## Stated task:
Find each line containing the string "colors". Copy it.

## Data excerpts:
┏━━

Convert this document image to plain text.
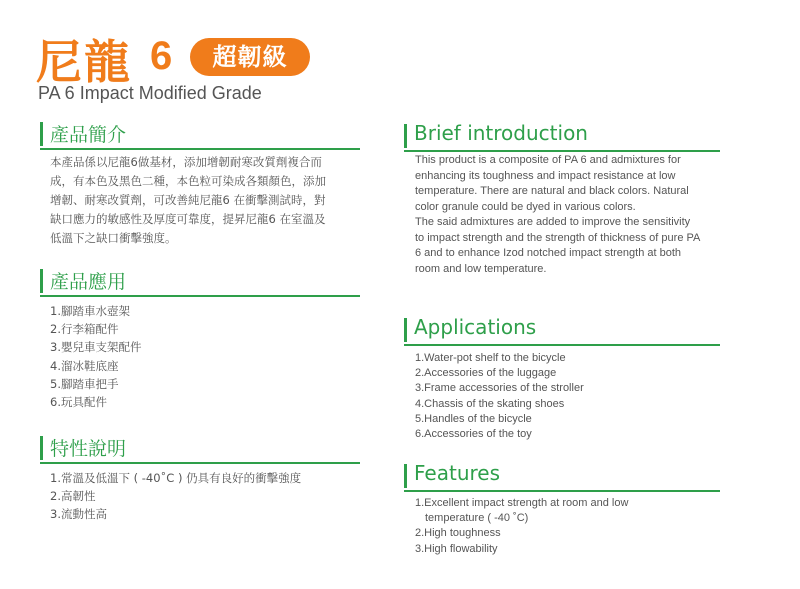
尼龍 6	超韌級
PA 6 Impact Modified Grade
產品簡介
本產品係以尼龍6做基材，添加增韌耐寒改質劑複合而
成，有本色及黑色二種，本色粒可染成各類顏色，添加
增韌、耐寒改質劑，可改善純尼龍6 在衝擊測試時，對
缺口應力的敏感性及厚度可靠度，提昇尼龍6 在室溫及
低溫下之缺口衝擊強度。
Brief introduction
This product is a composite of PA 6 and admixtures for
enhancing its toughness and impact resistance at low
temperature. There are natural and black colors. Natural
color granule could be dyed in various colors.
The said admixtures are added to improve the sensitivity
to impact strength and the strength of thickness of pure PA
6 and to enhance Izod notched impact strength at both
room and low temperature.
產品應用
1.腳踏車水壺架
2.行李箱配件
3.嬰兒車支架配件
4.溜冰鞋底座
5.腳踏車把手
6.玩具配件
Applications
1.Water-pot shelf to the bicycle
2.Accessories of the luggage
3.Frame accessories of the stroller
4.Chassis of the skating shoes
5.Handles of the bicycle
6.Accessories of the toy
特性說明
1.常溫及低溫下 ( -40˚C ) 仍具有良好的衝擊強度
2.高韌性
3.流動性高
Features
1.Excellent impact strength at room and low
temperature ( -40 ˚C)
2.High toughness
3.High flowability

┗━━
┏━━

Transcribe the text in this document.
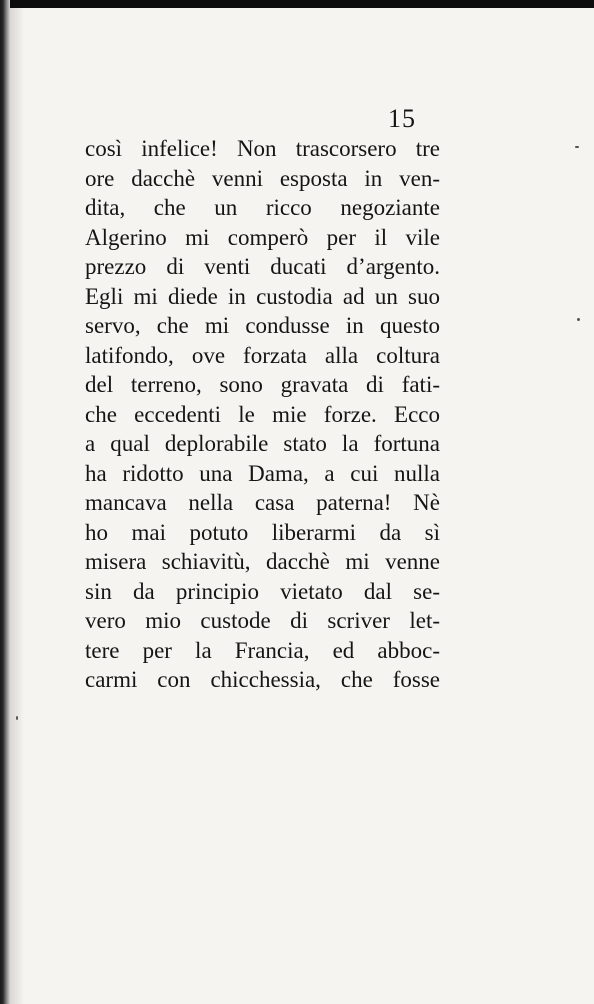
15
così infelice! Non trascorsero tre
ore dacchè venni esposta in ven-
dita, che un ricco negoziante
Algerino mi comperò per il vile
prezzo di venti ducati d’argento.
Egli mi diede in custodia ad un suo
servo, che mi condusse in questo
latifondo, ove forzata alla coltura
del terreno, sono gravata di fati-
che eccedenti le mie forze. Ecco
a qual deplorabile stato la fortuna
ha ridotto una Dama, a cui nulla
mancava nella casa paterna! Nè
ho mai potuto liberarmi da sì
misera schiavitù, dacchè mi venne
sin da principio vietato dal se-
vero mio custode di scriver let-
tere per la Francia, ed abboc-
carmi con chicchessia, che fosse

┗━━

## Task result:
temperature. There are natural and black colors. Natural
color granule could be dyed in various colors.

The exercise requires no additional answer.